Records contained in a dataset:
▼
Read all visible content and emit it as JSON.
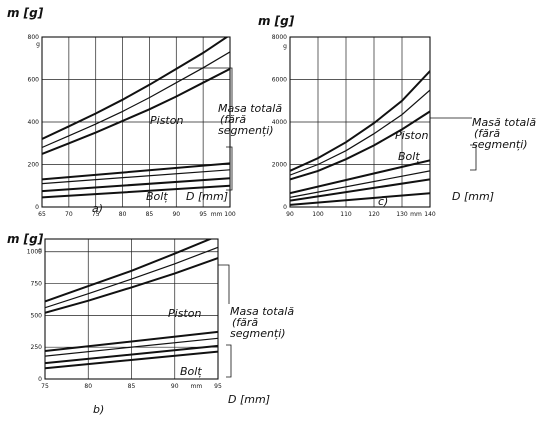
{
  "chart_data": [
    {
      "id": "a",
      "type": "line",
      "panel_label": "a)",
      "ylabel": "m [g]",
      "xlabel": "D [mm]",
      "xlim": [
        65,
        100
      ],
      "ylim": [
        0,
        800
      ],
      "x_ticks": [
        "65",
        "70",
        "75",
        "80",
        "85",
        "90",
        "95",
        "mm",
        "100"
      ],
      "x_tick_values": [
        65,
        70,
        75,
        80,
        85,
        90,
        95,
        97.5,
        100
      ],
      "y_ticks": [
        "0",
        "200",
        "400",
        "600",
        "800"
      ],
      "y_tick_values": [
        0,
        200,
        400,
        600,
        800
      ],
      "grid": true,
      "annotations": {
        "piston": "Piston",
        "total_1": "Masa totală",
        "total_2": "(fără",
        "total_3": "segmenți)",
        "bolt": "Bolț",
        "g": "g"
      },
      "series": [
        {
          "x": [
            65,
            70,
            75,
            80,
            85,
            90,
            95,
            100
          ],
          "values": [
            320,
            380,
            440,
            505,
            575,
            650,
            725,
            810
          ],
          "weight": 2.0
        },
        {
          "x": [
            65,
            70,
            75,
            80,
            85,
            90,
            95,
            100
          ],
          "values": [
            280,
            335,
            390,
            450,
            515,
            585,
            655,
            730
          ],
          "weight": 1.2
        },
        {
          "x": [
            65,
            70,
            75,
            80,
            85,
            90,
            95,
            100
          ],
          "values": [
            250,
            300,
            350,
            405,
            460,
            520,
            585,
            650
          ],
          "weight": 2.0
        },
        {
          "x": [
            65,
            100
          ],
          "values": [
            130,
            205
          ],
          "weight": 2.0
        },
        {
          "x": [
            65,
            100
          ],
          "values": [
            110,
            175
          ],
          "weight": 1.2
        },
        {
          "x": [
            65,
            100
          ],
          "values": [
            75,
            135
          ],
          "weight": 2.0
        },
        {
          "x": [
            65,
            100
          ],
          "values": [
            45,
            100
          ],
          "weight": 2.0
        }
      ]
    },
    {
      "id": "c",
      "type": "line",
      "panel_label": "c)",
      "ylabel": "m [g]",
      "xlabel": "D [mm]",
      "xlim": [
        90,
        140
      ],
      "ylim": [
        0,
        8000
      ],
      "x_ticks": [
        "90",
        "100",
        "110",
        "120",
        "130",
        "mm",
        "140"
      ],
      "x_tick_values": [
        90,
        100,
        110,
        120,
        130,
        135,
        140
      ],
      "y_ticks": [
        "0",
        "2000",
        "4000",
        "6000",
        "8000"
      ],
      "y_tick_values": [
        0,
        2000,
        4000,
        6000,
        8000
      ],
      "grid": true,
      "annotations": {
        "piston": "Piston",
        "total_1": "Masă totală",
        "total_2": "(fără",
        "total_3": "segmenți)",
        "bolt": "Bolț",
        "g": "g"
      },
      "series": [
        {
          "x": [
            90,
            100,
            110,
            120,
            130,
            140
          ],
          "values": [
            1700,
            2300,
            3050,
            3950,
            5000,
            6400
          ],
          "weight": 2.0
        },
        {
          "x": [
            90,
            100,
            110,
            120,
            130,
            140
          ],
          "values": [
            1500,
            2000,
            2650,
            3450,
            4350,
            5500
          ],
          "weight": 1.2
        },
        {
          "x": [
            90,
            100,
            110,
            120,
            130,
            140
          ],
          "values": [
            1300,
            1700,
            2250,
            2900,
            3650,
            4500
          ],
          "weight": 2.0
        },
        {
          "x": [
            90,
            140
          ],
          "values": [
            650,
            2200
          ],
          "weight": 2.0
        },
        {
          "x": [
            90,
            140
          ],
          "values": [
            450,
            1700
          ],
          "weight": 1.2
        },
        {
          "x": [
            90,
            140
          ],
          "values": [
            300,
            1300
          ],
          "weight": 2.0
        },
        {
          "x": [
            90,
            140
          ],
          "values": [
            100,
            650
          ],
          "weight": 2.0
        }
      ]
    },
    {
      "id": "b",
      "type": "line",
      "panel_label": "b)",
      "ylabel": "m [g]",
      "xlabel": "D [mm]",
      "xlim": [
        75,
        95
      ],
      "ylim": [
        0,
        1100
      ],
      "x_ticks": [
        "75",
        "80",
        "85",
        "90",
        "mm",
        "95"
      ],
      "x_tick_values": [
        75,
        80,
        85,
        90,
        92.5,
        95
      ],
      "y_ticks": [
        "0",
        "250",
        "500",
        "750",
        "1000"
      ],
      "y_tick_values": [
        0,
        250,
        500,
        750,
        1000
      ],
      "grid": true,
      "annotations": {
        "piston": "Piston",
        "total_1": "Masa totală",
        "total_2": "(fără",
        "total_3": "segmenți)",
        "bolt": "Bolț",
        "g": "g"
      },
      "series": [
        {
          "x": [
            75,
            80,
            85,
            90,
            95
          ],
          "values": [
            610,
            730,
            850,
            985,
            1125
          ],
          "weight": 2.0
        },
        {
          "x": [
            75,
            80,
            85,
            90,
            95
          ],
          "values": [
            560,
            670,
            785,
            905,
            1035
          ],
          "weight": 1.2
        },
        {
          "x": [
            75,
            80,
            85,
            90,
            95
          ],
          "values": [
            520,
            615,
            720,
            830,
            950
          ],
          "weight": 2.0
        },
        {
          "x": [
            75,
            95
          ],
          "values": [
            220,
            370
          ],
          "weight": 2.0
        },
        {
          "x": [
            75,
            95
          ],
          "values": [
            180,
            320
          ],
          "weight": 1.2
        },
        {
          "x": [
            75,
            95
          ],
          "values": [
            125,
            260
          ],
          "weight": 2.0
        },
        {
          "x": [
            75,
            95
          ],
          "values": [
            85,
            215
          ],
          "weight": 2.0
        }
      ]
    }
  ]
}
▲
▼
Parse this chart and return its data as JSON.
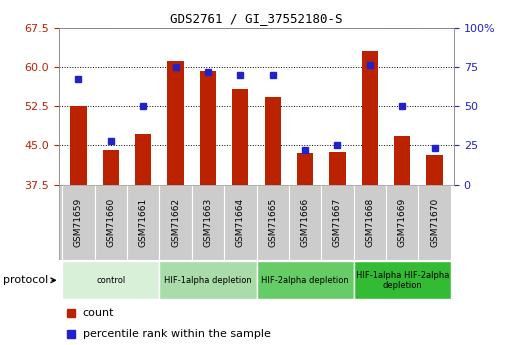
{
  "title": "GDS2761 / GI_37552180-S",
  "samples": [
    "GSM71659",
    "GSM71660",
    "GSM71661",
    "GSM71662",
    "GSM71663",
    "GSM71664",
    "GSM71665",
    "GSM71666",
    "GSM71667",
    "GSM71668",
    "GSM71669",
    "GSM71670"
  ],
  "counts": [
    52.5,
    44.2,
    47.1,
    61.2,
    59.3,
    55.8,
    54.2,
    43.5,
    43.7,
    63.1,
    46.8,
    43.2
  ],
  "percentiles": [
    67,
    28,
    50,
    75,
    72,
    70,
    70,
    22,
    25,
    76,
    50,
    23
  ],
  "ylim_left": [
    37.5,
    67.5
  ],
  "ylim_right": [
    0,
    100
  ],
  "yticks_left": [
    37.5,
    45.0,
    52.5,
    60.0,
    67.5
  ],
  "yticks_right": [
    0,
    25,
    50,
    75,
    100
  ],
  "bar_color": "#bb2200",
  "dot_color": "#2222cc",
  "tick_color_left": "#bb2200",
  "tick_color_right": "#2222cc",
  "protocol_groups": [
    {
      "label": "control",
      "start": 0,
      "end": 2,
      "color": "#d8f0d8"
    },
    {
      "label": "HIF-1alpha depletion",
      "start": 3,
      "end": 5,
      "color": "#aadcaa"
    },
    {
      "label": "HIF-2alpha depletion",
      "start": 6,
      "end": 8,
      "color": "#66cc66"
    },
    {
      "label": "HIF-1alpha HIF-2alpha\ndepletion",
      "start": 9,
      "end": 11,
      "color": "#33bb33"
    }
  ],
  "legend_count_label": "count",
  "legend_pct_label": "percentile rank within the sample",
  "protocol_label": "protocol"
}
▲
--- Instruction ---
Note each line of the entries that has "JSON" in it, and copy those lines.

--- Answer to the task ---
Read all visible content and emit it as JSON.
Parse this chart and return its data as JSON.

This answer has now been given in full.